(Extracto de la página):
El nuevo ministro de Justicia, Juan Bautista Mahiques, no perdió el tiempo. Apenas 24 horas después de asumir, pidió la renuncia a Daniel Vitolo (IGJ), Ana Belén Mármora (CIPDH), Alejandro Melik (OA), Juan Cruz Montero (Bienes Recuperados) y Ernesto Gaspari (UIF). «Llegué y pedí la renuncia de los funcionarios políticos», justificó.
La danza de nombres en el Ministerio de Justicia empezó con el pie izquierdo para los funcionarios salientes. Apenas un día después de asumir como nuevo ministro, Juan Bautista Mahiques activó la motosierra y pidió la renuncia a los principales cargos políticos de los organismos que dependen de su cartera. El primero en caer fue Daniel Vitolo, titular de la Inspección General de Justicia (IGJ) , quien presentó su renuncia este viernes.
Pero la barrida no terminó ahí. Según pudo confirmar la Agencia Noticias Argentinas, Mahiques extendió el pedido a toda la plana mayor de los entes de control: Ana Belén Mármora (Centro Internacional para la Promoción de los Derechos Humanos – CIPDH), Alejandro Melik (Oficina Anticorrupción), Juan Cruz Montero (Oficina de Bienes Recuperados) y Ernesto Gaspari (Unidad de Información Financiera – UIF). Todos recibieron el mismo mensaje: «Gracias por sus servicios, pero necesitamos gente nueva». Según Noticias Argentinas.
«Llegué y pedí la renuncia de los funcionarios políticos»: la frase que resume la nueva era
El nuevo ministro no anduvo con vueltas. En declaraciones a A24, Mahiques fue tajante: «Llegué y pedí la renuncia de los funcionarios políticos». La frase, escueta pero contundente, resume la estrategia del flamante titular de la cartera de Justicia: copar las jurisdicciones estratégicas con funcionarios propios y leales.
Según indicaron fuentes oficiales a NA, el objetivo de Mahiques es reconfigurar por completo el mapa de poder dentro del ministerio y los organismos que de él dependen. La salida de Vitolo y compañía es solo el primer paso de una reorganización que promete sacudir los cimientos de la Justicia argentina.
Fiscales y jueces capacitados: el norte del nuevo ministro
Más allá de los nombres propios, Mahiques dejó en claro cuál es su brújula. «Necesitamos fiscales y jueces capacitados», planteó, marcando la cancha sobre lo que vendrá. La frase, en apariencia genérica, adquiere densidad en el contexto de una purga política que busca reemplazar a los funcionarios salientes por perfiles técnicos y alineados con la nueva gestión.

(Información extraída):
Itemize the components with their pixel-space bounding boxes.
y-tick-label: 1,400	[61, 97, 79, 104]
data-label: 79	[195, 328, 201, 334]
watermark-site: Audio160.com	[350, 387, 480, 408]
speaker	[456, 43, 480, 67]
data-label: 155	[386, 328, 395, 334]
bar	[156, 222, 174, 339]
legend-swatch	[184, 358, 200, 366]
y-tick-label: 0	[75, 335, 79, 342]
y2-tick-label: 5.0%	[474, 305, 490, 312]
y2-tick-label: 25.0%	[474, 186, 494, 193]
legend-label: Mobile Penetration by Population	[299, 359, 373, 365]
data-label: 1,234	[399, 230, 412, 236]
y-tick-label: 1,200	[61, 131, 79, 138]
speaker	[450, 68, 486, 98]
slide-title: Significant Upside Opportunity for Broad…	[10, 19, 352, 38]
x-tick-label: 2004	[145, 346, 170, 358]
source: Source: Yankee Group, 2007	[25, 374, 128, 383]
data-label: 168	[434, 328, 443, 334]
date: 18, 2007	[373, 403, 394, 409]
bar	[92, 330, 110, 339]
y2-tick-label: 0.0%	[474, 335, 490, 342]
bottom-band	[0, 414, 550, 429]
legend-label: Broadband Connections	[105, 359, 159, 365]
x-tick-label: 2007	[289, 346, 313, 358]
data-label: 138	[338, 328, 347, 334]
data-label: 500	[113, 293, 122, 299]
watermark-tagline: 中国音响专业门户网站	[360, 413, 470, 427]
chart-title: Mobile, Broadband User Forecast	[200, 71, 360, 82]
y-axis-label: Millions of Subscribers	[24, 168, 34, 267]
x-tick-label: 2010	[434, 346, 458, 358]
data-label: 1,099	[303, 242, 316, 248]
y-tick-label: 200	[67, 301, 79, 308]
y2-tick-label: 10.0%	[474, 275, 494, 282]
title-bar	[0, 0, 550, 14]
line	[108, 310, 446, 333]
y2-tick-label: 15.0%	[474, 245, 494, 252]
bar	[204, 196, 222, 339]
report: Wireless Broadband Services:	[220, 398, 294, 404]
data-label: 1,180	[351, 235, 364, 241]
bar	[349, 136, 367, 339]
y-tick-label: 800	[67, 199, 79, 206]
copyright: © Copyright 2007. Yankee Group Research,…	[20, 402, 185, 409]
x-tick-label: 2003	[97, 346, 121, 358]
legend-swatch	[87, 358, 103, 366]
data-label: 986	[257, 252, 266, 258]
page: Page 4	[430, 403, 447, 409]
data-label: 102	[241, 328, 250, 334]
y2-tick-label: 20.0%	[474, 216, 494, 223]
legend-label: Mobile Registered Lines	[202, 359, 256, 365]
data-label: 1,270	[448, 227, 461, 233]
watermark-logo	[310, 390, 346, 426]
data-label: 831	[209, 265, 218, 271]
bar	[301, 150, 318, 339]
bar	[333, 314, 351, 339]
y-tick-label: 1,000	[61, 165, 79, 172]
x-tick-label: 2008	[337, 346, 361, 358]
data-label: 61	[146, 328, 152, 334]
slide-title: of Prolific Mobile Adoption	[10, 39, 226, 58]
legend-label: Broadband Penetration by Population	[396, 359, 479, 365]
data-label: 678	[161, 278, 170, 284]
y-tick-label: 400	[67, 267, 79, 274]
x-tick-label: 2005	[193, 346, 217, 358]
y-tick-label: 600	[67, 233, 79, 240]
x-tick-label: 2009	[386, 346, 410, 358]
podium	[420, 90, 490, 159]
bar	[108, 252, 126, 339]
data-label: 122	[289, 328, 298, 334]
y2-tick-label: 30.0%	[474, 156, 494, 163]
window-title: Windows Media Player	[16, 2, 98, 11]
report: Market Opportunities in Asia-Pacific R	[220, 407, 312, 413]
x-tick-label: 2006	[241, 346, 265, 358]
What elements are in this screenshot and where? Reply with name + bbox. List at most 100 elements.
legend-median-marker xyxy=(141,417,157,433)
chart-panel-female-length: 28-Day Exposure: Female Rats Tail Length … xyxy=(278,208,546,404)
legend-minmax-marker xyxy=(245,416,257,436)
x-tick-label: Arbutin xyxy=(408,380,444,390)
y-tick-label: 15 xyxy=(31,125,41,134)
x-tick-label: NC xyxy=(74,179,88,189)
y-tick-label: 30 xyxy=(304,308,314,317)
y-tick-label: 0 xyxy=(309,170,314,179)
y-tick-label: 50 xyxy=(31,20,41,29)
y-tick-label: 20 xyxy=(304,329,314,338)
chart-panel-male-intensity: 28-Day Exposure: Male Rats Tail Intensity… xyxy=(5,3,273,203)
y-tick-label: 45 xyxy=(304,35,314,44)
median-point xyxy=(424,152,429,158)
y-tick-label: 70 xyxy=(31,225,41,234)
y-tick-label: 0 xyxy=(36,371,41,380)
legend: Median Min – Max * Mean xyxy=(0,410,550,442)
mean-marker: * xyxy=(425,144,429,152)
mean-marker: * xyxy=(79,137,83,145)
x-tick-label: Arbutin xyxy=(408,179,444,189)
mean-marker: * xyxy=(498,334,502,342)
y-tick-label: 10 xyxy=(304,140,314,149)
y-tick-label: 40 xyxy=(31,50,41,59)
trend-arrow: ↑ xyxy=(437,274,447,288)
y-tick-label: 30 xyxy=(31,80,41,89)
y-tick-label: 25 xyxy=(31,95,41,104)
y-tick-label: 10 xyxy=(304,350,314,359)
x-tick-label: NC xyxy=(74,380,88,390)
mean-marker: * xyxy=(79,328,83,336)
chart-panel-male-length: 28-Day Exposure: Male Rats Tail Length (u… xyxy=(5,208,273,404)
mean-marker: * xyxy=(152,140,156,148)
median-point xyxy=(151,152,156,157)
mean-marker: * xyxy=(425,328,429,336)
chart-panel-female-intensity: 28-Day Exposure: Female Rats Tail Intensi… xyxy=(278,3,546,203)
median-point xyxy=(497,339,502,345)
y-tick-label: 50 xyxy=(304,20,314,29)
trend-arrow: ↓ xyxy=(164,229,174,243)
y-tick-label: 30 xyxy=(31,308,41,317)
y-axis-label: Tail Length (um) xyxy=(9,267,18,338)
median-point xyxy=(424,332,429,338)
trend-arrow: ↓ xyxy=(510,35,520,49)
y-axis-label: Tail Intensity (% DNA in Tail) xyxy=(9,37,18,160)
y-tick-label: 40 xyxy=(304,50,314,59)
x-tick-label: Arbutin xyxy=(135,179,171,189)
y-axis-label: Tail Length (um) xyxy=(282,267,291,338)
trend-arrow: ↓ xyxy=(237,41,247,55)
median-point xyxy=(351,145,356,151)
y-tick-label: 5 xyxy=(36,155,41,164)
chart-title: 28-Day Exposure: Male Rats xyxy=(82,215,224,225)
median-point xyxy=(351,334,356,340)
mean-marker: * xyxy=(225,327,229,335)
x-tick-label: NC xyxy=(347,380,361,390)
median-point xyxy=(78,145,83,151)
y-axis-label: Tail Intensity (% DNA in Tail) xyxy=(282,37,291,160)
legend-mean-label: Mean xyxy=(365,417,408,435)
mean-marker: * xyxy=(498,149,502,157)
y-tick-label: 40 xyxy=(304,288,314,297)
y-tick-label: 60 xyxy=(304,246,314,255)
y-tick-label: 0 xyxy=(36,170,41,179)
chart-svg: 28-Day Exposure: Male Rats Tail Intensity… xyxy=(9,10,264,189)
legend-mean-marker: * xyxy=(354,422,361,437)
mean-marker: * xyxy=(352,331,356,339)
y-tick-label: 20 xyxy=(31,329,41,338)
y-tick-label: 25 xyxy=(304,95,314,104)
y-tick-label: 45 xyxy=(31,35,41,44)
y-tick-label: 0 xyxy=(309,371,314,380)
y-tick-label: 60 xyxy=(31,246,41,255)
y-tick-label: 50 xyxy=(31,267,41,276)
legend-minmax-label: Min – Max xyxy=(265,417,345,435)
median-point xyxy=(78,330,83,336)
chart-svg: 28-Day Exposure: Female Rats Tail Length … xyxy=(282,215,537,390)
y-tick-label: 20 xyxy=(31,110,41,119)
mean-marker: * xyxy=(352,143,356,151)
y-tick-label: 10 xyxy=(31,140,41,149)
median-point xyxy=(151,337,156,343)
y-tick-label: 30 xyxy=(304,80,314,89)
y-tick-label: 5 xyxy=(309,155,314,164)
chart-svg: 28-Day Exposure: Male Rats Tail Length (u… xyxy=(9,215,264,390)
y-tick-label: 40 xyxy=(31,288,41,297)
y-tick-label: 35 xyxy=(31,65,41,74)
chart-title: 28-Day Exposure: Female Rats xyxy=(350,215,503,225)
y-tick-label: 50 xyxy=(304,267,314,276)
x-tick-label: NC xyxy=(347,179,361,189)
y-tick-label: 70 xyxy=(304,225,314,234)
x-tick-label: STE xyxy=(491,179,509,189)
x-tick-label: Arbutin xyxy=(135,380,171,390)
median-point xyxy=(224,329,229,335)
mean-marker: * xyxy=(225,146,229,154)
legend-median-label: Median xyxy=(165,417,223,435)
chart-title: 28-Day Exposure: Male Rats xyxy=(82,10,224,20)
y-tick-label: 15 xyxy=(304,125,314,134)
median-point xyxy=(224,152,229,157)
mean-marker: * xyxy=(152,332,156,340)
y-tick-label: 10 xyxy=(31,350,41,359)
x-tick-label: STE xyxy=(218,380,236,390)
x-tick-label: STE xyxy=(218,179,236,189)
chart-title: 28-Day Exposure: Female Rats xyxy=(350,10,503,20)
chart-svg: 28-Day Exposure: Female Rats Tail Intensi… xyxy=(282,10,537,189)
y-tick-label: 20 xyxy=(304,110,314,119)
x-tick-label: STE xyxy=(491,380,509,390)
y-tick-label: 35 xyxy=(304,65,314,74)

(Tu tarea):
Responde estas preguntas sobre la noticia de las renuncias en el Ministerio de Justicia.
1. ¿Quién fue el primero en caer y qué organismo encabezaba?
2. ¿A qué medio le dijo Mahiques «Llegué y pedí la renuncia de los funcionarios políticos»?
3. ¿Qué dijo Mahiques que se necesita?

(Respuesta):
1. Daniel Vitolo, titular de la Inspección General de Justicia (IGJ).
2. A A24.
3. «Fiscales y jueces capacitados».